DATA SHOWN:
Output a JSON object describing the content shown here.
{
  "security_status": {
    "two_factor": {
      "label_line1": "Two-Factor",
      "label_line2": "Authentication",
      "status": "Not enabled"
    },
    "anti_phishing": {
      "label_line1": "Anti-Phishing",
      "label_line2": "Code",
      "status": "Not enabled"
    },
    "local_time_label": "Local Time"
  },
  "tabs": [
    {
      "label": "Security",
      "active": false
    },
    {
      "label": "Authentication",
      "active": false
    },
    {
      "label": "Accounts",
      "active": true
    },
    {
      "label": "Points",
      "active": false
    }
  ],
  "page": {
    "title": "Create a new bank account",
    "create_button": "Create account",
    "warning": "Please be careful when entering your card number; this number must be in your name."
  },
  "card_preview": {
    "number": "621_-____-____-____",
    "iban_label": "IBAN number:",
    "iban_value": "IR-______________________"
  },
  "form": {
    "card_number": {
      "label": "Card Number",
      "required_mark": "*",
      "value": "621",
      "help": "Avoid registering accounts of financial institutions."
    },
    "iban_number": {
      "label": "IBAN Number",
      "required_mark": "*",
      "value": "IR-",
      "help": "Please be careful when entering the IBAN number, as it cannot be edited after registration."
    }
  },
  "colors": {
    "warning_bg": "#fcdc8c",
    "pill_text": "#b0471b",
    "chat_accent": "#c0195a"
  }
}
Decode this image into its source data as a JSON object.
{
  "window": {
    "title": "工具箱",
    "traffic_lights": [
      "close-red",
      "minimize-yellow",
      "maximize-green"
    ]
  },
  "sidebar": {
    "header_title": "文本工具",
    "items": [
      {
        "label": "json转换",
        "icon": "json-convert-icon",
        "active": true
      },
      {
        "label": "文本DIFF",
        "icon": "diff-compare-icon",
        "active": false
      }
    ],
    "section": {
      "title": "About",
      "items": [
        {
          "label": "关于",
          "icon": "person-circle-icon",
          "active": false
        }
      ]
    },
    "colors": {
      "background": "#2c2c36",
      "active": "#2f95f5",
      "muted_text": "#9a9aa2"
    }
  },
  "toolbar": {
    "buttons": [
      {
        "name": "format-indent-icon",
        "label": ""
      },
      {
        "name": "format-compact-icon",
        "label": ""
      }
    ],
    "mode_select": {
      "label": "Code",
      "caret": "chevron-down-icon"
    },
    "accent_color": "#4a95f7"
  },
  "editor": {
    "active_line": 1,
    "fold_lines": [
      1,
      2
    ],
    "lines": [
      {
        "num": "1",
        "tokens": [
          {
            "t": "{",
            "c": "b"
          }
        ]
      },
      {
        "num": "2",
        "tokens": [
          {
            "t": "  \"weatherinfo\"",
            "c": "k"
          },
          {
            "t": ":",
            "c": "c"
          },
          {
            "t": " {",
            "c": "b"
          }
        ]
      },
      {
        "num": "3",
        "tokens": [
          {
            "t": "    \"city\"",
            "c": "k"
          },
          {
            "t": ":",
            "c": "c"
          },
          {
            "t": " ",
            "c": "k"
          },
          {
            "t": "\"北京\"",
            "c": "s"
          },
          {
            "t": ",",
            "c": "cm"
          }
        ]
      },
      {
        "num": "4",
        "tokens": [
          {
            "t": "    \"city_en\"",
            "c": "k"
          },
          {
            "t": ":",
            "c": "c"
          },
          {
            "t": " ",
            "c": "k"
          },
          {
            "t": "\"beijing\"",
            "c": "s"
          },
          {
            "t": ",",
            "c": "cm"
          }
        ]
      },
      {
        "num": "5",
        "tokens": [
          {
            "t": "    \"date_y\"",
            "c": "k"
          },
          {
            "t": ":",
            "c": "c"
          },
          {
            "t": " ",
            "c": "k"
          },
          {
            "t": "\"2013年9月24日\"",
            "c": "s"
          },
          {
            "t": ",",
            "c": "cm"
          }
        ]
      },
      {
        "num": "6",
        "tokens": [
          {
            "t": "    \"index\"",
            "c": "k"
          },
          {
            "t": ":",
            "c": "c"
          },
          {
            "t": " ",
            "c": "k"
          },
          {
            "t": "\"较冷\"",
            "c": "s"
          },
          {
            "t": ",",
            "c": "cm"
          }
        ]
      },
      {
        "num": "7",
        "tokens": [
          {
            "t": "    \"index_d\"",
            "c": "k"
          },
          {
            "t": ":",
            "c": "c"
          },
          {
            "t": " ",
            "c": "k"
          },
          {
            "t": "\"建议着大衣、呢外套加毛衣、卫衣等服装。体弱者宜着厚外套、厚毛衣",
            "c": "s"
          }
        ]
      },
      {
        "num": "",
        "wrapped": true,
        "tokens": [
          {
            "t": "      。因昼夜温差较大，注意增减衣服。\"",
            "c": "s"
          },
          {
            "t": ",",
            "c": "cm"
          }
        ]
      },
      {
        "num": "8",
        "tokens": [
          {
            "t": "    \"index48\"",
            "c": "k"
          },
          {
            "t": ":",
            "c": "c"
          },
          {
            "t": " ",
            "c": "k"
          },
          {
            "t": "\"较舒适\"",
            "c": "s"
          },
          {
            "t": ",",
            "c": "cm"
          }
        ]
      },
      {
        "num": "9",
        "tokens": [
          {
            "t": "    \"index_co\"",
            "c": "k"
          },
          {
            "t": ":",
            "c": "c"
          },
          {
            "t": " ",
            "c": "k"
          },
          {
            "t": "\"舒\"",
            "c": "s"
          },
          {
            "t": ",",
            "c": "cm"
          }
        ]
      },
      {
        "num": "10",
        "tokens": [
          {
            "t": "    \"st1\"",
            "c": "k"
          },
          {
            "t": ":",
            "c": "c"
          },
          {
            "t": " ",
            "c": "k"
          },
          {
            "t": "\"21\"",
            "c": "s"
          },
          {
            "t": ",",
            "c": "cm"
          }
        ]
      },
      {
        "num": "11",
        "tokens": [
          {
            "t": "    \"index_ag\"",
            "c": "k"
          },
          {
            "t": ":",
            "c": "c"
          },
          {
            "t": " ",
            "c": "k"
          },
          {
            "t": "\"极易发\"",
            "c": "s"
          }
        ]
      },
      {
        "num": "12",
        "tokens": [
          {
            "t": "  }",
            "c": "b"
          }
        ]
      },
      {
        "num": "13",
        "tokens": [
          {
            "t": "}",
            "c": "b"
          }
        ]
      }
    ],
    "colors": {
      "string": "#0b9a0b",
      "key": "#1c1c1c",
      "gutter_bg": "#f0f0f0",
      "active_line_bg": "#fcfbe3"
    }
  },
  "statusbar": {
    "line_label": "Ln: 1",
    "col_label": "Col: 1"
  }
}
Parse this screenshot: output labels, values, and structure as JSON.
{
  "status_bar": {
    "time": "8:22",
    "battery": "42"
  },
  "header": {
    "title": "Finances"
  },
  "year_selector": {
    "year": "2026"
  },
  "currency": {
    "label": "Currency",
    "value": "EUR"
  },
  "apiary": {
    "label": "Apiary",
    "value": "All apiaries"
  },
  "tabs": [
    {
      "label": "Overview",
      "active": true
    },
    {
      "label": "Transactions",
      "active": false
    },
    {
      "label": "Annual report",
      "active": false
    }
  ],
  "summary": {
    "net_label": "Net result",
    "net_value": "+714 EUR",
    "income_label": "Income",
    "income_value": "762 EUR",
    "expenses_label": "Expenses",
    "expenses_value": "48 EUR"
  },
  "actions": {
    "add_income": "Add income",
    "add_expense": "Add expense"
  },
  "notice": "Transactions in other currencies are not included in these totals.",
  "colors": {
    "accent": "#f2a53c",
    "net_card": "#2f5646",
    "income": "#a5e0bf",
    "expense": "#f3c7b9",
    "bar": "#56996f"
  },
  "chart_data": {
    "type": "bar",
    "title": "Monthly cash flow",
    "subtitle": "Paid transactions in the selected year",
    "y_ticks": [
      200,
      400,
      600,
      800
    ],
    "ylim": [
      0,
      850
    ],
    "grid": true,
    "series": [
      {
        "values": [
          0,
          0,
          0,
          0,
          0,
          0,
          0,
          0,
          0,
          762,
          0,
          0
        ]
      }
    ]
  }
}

THE TASK:
All lines from the one containing "Parse this screenshot: output" through the end of the records, both ends included, are to be quoted exactly; please add nothing else.

RESPONSE TO THE EXERCISE:
Parse this screenshot: output labels, values, and structure as JSON.
{
  "status_bar": {
    "time": "8:22",
    "battery": "42"
  },
  "header": {
    "title": "Finances"
  },
  "year_selector": {
    "year": "2026"
  },
  "currency": {
    "label": "Currency",
    "value": "EUR"
  },
  "apiary": {
    "label": "Apiary",
    "value": "All apiaries"
  },
  "tabs": [
    {
      "label": "Overview",
      "active": true
    },
    {
      "label": "Transactions",
      "active": false
    },
    {
      "label": "Annual report",
      "active": false
    }
  ],
  "summary": {
    "net_label": "Net result",
    "net_value": "+714 EUR",
    "income_label": "Income",
    "income_value": "762 EUR",
    "expenses_label": "Expenses",
    "expenses_value": "48 EUR"
  },
  "actions": {
    "add_income": "Add income",
    "add_expense": "Add expense"
  },
  "notice": "Transactions in other currencies are not included in these totals.",
  "colors": {
    "accent": "#f2a53c",
    "net_card": "#2f5646",
    "income": "#a5e0bf",
    "expense": "#f3c7b9",
    "bar": "#56996f"
  },
  "chart_data": {
    "type": "bar",
    "title": "Monthly cash flow",
    "subtitle": "Paid transactions in the selected year",
    "y_ticks": [
      200,
      400,
      600,
      800
    ],
    "ylim": [
      0,
      850
    ],
    "grid": true,
    "series": [
      {
        "values": [
          0,
          0,
          0,
          0,
          0,
          0,
          0,
          0,
          0,
          762,
          0,
          0
        ]
      }
    ]
  }
}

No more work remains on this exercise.